— Task objective —
Exactly as written, quote every line that follows, skipping the images.

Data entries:
# # # # # # #

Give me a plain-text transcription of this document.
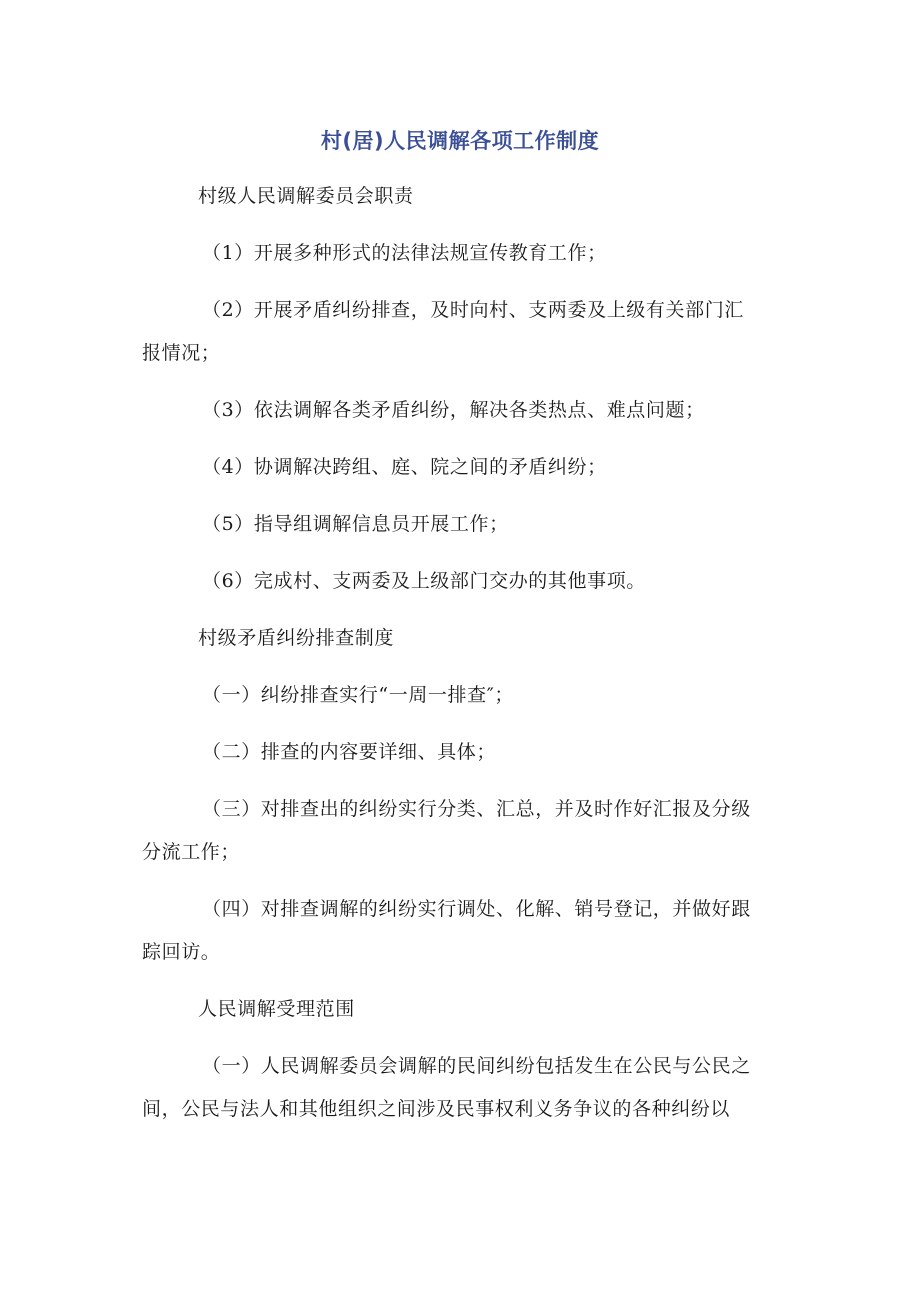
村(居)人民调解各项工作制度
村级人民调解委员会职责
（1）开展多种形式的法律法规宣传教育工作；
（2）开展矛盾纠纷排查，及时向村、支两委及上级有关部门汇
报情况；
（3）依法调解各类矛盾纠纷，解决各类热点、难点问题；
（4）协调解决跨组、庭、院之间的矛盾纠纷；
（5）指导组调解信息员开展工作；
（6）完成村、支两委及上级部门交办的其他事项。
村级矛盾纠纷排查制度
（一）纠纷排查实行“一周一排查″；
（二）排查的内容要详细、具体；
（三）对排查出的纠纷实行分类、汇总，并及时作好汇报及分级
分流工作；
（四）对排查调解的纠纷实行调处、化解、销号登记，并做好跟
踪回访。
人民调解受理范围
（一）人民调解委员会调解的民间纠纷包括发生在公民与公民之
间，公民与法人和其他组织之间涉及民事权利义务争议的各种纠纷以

# # # # # # #

— Answer below —
Give me a plain-text transcription of this document.
村(居)人民调解各项工作制度
村级人民调解委员会职责
（1）开展多种形式的法律法规宣传教育工作；
（2）开展矛盾纠纷排查，及时向村、支两委及上级有关部门汇
报情况；
（3）依法调解各类矛盾纠纷，解决各类热点、难点问题；
（4）协调解决跨组、庭、院之间的矛盾纠纷；
（5）指导组调解信息员开展工作；
（6）完成村、支两委及上级部门交办的其他事项。
村级矛盾纠纷排查制度
（一）纠纷排查实行“一周一排查″；
（二）排查的内容要详细、具体；
（三）对排查出的纠纷实行分类、汇总，并及时作好汇报及分级
分流工作；
（四）对排查调解的纠纷实行调处、化解、销号登记，并做好跟
踪回访。
人民调解受理范围
（一）人民调解委员会调解的民间纠纷包括发生在公民与公民之
间，公民与法人和其他组织之间涉及民事权利义务争议的各种纠纷以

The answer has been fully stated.